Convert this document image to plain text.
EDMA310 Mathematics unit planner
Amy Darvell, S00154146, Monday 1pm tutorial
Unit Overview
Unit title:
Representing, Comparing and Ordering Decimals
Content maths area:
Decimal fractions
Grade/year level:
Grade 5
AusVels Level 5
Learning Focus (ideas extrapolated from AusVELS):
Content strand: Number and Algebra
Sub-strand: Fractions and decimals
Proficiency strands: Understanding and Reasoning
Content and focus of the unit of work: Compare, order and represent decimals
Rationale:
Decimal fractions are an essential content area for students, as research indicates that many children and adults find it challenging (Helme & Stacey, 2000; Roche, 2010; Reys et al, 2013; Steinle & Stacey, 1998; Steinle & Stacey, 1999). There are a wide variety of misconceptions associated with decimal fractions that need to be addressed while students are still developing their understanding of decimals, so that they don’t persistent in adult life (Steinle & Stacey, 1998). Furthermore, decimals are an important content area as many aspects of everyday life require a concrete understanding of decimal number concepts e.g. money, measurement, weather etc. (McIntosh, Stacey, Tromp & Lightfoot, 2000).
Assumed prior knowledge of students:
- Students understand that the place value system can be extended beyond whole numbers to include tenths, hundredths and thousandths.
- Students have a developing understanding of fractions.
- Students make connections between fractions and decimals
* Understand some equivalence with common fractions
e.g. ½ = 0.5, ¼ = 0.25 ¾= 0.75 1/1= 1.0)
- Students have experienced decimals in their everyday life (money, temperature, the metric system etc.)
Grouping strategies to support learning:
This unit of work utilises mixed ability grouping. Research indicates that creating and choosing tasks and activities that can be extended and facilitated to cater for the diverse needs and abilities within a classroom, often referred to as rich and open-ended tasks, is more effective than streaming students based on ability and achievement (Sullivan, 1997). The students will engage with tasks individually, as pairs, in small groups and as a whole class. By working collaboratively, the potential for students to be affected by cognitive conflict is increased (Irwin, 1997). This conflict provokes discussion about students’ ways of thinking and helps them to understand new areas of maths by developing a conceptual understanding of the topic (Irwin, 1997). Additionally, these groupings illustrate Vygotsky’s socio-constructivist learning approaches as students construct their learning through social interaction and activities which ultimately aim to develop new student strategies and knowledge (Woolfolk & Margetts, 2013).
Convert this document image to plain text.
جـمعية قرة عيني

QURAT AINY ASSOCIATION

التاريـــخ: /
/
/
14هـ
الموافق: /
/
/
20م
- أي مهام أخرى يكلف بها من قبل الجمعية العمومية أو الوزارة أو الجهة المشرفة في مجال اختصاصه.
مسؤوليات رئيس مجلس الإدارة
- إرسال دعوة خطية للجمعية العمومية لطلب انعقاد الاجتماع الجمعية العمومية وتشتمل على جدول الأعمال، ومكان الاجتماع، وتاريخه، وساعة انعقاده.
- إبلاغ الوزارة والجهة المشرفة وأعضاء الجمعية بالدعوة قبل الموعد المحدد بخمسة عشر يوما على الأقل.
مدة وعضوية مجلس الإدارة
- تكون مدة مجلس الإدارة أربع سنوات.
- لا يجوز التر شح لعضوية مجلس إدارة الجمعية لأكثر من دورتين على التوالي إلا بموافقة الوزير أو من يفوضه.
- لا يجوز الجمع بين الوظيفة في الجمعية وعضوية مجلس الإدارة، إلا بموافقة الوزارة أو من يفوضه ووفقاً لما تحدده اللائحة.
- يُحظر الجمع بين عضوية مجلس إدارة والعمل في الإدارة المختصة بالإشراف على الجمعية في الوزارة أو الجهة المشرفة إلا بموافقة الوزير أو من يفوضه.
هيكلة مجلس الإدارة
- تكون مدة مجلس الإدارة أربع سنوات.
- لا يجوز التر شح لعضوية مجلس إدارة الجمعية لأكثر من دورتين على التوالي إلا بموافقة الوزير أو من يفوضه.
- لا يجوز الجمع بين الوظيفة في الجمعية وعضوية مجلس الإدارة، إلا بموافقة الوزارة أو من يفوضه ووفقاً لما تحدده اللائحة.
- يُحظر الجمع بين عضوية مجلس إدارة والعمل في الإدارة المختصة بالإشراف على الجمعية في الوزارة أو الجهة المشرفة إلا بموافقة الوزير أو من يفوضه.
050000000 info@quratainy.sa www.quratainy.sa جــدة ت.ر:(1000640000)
^^^^
#### Written task:
Each line of the listing should be copied exactly.

#### Expected output:
Convert this document image to plain text.
EDMA310 Mathematics unit planner
Amy Darvell, S00154146, Monday 1pm tutorial
Unit Overview
Unit title:
Representing, Comparing and Ordering Decimals
Content maths area:
Decimal fractions
Grade/year level:
Grade 5
AusVels Level 5
Learning Focus (ideas extrapolated from AusVELS):
Content strand: Number and Algebra
Sub-strand: Fractions and decimals
Proficiency strands: Understanding and Reasoning
Content and focus of the unit of work: Compare, order and represent decimals
Rationale:
Decimal fractions are an essential content area for students, as research indicates that many children and adults find it challenging (Helme & Stacey, 2000; Roche, 2010; Reys et al, 2013; Steinle & Stacey, 1998; Steinle & Stacey, 1999). There are a wide variety of misconceptions associated with decimal fractions that need to be addressed while students are still developing their understanding of decimals, so that they don’t persistent in adult life (Steinle & Stacey, 1998). Furthermore, decimals are an important content area as many aspects of everyday life require a concrete understanding of decimal number concepts e.g. money, measurement, weather etc. (McIntosh, Stacey, Tromp & Lightfoot, 2000).
Assumed prior knowledge of students:
- Students understand that the place value system can be extended beyond whole numbers to include tenths, hundredths and thousandths.
- Students have a developing understanding of fractions.
- Students make connections between fractions and decimals
* Understand some equivalence with common fractions
e.g. ½ = 0.5, ¼ = 0.25 ¾= 0.75 1/1= 1.0)
- Students have experienced decimals in their everyday life (money, temperature, the metric system etc.)
Grouping strategies to support learning:
This unit of work utilises mixed ability grouping. Research indicates that creating and choosing tasks and activities that can be extended and facilitated to cater for the diverse needs and abilities within a classroom, often referred to as rich and open-ended tasks, is more effective than streaming students based on ability and achievement (Sullivan, 1997). The students will engage with tasks individually, as pairs, in small groups and as a whole class. By working collaboratively, the potential for students to be affected by cognitive conflict is increased (Irwin, 1997). This conflict provokes discussion about students’ ways of thinking and helps them to understand new areas of maths by developing a conceptual understanding of the topic (Irwin, 1997). Additionally, these groupings illustrate Vygotsky’s socio-constructivist learning approaches as students construct their learning through social interaction and activities which ultimately aim to develop new student strategies and knowledge (Woolfolk & Margetts, 2013).
Convert this document image to plain text.
جـمعية قرة عيني

QURAT AINY ASSOCIATION

التاريـــخ: /
/
/
14هـ
الموافق: /
/
/
20م
- أي مهام أخرى يكلف بها من قبل الجمعية العمومية أو الوزارة أو الجهة المشرفة في مجال اختصاصه.
مسؤوليات رئيس مجلس الإدارة
- إرسال دعوة خطية للجمعية العمومية لطلب انعقاد الاجتماع الجمعية العمومية وتشتمل على جدول الأعمال، ومكان الاجتماع، وتاريخه، وساعة انعقاده.
- إبلاغ الوزارة والجهة المشرفة وأعضاء الجمعية بالدعوة قبل الموعد المحدد بخمسة عشر يوما على الأقل.
مدة وعضوية مجلس الإدارة
- تكون مدة مجلس الإدارة أربع سنوات.
- لا يجوز التر شح لعضوية مجلس إدارة الجمعية لأكثر من دورتين على التوالي إلا بموافقة الوزير أو من يفوضه.
- لا يجوز الجمع بين الوظيفة في الجمعية وعضوية مجلس الإدارة، إلا بموافقة الوزارة أو من يفوضه ووفقاً لما تحدده اللائحة.
- يُحظر الجمع بين عضوية مجلس إدارة والعمل في الإدارة المختصة بالإشراف على الجمعية في الوزارة أو الجهة المشرفة إلا بموافقة الوزير أو من يفوضه.
هيكلة مجلس الإدارة
- تكون مدة مجلس الإدارة أربع سنوات.
- لا يجوز التر شح لعضوية مجلس إدارة الجمعية لأكثر من دورتين على التوالي إلا بموافقة الوزير أو من يفوضه.
- لا يجوز الجمع بين الوظيفة في الجمعية وعضوية مجلس الإدارة، إلا بموافقة الوزارة أو من يفوضه ووفقاً لما تحدده اللائحة.
- يُحظر الجمع بين عضوية مجلس إدارة والعمل في الإدارة المختصة بالإشراف على الجمعية في الوزارة أو الجهة المشرفة إلا بموافقة الوزير أو من يفوضه.
050000000 info@quratainy.sa www.quratainy.sa جــدة ت.ر:(1000640000)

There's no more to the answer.